Within the records below, find each line that holds the string "help", then copy it.

Excerpt from a dataset:
________________________________________
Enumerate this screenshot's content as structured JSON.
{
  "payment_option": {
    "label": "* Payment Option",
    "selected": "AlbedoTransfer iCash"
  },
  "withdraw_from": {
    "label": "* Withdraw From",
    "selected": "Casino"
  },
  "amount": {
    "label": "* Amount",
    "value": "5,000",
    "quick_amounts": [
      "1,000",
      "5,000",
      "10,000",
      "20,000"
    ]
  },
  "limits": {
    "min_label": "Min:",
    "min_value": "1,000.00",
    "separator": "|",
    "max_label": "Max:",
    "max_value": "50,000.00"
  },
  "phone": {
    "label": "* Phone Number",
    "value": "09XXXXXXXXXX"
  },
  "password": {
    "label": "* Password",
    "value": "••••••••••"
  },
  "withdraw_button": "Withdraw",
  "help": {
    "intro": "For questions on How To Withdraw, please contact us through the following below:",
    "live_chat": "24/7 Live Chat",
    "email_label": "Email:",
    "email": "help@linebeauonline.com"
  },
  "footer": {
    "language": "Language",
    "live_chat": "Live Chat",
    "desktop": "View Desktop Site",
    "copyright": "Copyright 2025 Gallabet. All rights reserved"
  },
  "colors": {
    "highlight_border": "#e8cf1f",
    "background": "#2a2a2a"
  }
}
________________________________________
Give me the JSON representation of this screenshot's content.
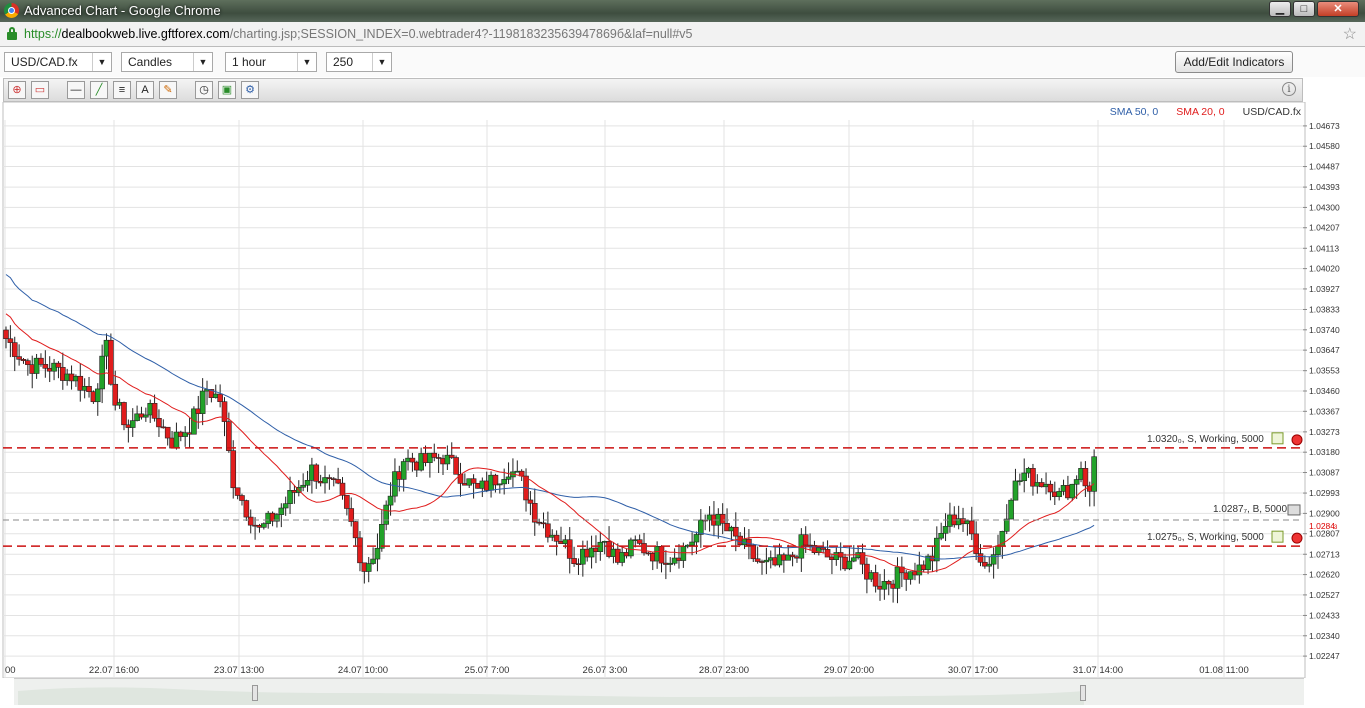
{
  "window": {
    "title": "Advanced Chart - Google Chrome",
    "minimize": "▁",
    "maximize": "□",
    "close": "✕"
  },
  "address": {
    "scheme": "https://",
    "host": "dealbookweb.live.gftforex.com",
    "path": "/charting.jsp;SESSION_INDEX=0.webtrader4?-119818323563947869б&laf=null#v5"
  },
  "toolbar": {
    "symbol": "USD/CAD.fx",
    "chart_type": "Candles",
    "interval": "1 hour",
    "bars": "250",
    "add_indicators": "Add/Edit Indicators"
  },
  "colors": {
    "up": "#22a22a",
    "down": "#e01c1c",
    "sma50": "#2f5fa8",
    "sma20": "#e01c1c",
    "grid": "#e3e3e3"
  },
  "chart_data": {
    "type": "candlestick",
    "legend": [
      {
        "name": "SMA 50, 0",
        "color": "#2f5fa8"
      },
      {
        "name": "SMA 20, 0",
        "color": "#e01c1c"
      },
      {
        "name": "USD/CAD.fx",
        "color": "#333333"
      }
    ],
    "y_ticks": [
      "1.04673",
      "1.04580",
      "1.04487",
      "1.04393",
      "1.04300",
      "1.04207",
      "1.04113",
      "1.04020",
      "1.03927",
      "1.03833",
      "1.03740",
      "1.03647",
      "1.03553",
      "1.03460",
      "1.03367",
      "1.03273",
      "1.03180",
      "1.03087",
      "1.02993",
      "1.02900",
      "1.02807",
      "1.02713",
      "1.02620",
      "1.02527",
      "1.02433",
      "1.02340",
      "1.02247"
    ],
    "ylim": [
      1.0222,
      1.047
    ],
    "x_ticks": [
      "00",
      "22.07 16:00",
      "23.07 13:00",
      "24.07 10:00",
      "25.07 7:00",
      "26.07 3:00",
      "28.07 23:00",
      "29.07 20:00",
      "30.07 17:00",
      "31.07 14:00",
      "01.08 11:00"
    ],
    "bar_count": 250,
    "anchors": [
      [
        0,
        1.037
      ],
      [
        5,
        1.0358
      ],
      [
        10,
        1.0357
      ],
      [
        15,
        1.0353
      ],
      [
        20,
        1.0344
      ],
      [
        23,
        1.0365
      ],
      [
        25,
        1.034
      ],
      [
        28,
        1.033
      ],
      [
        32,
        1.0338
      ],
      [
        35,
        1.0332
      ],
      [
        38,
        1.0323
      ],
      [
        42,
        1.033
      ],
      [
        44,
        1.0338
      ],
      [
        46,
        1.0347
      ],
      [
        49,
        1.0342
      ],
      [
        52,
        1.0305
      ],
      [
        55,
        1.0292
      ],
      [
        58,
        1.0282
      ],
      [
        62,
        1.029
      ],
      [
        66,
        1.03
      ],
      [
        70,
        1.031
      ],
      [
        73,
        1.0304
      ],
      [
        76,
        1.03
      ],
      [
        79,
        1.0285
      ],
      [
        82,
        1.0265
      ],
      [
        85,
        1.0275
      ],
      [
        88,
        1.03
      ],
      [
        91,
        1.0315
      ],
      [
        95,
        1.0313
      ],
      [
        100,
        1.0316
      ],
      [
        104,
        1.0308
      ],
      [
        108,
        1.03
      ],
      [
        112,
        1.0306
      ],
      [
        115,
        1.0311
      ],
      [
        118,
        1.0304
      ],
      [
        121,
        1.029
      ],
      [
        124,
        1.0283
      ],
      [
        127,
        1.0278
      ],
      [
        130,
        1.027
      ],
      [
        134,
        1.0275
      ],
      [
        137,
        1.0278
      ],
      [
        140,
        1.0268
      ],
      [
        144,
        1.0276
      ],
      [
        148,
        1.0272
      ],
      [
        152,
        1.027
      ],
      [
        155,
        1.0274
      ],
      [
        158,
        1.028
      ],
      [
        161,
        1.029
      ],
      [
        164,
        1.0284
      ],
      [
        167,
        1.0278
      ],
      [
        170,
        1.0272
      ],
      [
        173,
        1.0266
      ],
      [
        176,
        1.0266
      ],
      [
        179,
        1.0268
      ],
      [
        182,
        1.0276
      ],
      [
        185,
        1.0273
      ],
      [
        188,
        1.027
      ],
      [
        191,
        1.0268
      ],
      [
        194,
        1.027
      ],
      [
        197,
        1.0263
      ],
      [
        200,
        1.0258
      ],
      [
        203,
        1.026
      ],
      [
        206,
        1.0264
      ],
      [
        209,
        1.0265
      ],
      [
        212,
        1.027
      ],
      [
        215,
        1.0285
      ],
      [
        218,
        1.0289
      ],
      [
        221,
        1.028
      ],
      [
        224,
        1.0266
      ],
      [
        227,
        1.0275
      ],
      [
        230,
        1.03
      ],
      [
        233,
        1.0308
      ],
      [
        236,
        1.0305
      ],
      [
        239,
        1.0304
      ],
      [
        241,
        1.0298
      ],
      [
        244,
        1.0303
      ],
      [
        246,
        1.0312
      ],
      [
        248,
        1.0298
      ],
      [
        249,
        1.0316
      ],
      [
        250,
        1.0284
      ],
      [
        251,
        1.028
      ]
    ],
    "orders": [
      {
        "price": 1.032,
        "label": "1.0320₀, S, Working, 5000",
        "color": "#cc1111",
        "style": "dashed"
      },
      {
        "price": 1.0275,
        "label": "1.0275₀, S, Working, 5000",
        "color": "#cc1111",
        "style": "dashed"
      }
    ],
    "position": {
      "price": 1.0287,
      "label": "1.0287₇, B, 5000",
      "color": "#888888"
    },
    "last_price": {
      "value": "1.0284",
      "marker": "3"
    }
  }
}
________________________________________
» OUTPUT OF THE EXERCISE:
  "help": {
    "email": "help@linebeauonline.com"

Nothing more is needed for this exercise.